**Exercise description:** Copy out all of the material exactly as presented.

───── Provided records ─────

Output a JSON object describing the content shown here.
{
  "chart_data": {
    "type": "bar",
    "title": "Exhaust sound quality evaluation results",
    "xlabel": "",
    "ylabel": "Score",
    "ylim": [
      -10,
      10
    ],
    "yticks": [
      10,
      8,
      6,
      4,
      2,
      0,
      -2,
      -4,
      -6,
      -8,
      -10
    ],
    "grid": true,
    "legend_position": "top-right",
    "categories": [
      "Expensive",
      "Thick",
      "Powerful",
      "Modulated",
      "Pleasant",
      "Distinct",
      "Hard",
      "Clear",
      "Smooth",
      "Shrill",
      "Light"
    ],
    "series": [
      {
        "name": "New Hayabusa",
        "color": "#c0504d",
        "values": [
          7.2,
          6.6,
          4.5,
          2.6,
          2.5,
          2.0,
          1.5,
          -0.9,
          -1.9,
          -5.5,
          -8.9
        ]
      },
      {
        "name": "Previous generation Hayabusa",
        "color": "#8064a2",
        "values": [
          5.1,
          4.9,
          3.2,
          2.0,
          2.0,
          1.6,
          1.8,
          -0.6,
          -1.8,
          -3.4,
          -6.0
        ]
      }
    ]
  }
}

─────

**Worked solution:**
Output a JSON object describing the content shown here.
{
  "chart_data": {
    "type": "bar",
    "title": "Exhaust sound quality evaluation results",
    "xlabel": "",
    "ylabel": "Score",
    "ylim": [
      -10,
      10
    ],
    "yticks": [
      10,
      8,
      6,
      4,
      2,
      0,
      -2,
      -4,
      -6,
      -8,
      -10
    ],
    "grid": true,
    "legend_position": "top-right",
    "categories": [
      "Expensive",
      "Thick",
      "Powerful",
      "Modulated",
      "Pleasant",
      "Distinct",
      "Hard",
      "Clear",
      "Smooth",
      "Shrill",
      "Light"
    ],
    "series": [
      {
        "name": "New Hayabusa",
        "color": "#c0504d",
        "values": [
          7.2,
          6.6,
          4.5,
          2.6,
          2.5,
          2.0,
          1.5,
          -0.9,
          -1.9,
          -5.5,
          -8.9
        ]
      },
      {
        "name": "Previous generation Hayabusa",
        "color": "#8064a2",
        "values": [
          5.1,
          4.9,
          3.2,
          2.0,
          2.0,
          1.6,
          1.8,
          -0.6,
          -1.8,
          -3.4,
          -6.0
        ]
      }
    ]
  }
}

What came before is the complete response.